What the exercise asks. Can you pull out each line of the data below that includes the word "应符合表"?

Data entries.
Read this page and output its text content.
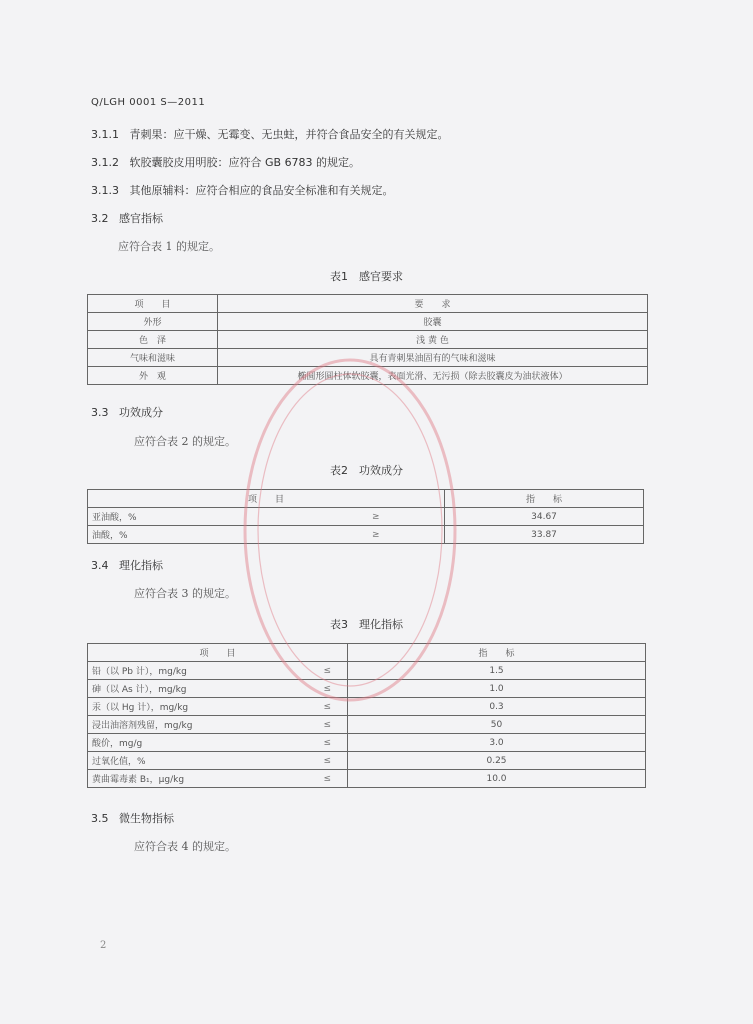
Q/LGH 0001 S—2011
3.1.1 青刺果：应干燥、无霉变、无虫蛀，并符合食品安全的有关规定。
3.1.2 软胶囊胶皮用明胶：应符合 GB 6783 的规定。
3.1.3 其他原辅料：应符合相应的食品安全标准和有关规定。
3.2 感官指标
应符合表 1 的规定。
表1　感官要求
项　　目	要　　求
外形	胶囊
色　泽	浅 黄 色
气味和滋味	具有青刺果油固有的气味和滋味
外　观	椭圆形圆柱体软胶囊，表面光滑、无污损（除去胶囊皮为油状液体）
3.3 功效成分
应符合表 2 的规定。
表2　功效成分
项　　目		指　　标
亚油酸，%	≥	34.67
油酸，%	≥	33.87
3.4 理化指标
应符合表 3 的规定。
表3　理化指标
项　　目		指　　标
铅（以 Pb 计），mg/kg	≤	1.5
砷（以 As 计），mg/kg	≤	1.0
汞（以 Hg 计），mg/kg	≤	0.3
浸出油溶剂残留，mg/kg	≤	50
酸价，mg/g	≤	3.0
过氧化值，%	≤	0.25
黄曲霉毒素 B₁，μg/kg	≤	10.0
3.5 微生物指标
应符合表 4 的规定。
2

---

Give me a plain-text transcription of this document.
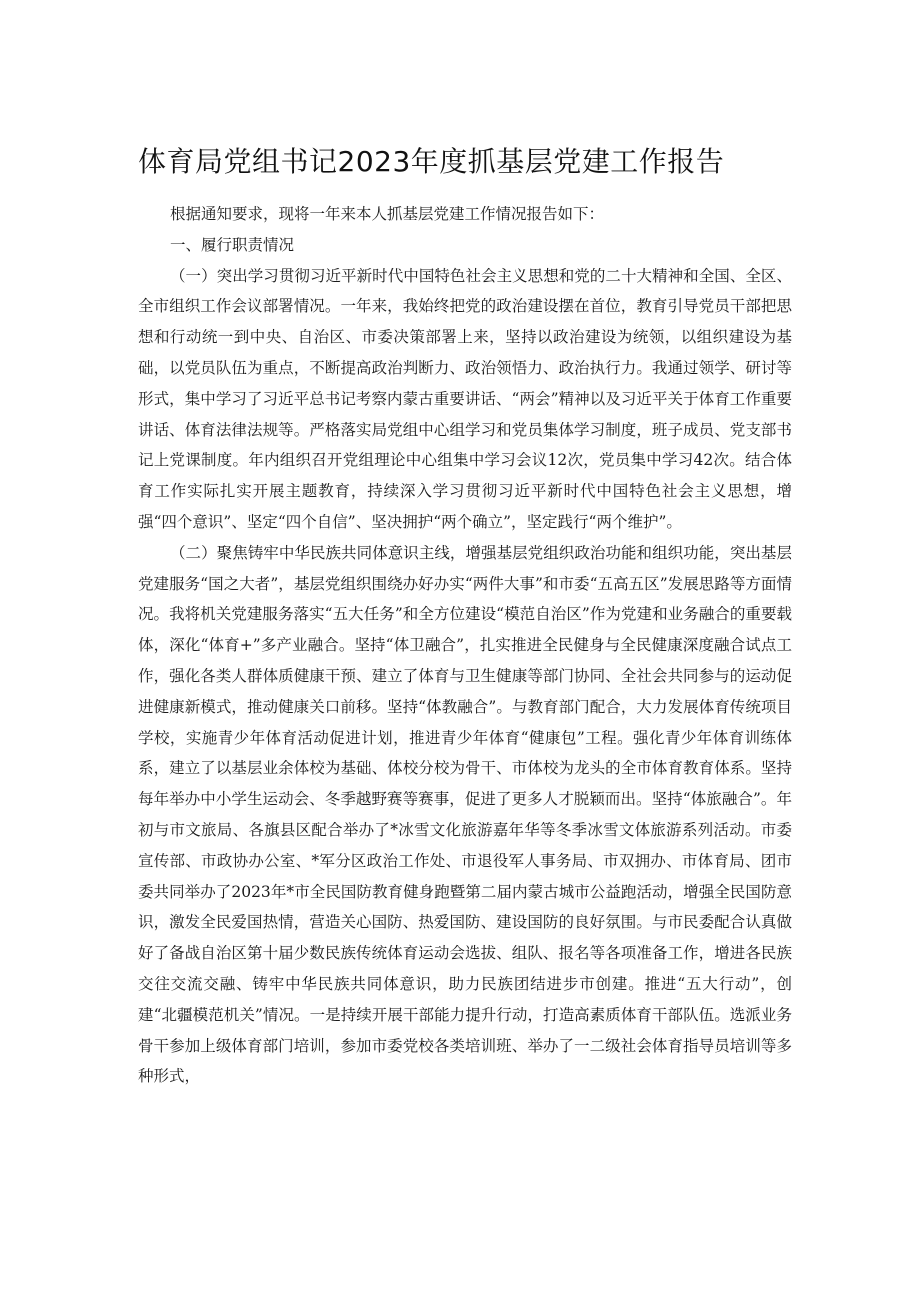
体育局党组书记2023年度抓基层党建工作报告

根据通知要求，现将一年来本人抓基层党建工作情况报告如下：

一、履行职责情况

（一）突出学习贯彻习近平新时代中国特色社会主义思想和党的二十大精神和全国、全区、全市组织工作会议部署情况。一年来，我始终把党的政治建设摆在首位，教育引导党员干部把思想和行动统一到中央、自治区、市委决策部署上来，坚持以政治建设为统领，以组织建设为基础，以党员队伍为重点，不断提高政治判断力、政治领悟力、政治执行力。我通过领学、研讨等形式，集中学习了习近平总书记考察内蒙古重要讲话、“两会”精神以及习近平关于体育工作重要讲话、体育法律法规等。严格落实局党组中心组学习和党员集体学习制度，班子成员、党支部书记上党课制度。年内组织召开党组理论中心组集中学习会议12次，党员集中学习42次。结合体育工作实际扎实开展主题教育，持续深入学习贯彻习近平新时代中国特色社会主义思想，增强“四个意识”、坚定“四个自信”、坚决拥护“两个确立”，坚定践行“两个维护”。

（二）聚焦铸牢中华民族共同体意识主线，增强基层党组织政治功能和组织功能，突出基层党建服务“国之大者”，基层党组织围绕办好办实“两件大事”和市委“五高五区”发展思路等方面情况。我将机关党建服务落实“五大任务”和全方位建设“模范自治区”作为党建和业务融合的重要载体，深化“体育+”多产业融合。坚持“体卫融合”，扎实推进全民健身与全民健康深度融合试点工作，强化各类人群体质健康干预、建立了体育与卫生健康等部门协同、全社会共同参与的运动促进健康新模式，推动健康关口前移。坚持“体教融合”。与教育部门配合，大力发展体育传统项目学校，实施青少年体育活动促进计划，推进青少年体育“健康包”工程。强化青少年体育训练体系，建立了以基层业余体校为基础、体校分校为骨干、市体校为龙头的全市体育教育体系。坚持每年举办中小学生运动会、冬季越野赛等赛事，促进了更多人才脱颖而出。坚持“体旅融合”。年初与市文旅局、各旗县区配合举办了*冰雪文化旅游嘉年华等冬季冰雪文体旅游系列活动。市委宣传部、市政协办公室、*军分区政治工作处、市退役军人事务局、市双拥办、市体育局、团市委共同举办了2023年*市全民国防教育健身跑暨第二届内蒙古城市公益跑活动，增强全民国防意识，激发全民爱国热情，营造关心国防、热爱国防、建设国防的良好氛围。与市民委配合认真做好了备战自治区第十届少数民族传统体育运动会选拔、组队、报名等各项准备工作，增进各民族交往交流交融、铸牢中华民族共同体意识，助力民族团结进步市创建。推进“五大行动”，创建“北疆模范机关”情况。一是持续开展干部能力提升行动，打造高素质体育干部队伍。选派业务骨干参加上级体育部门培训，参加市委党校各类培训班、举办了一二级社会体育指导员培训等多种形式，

Expected answer.
应符合表 1 的规定。
应符合表 2 的规定。
应符合表 3 的规定。
应符合表 4 的规定。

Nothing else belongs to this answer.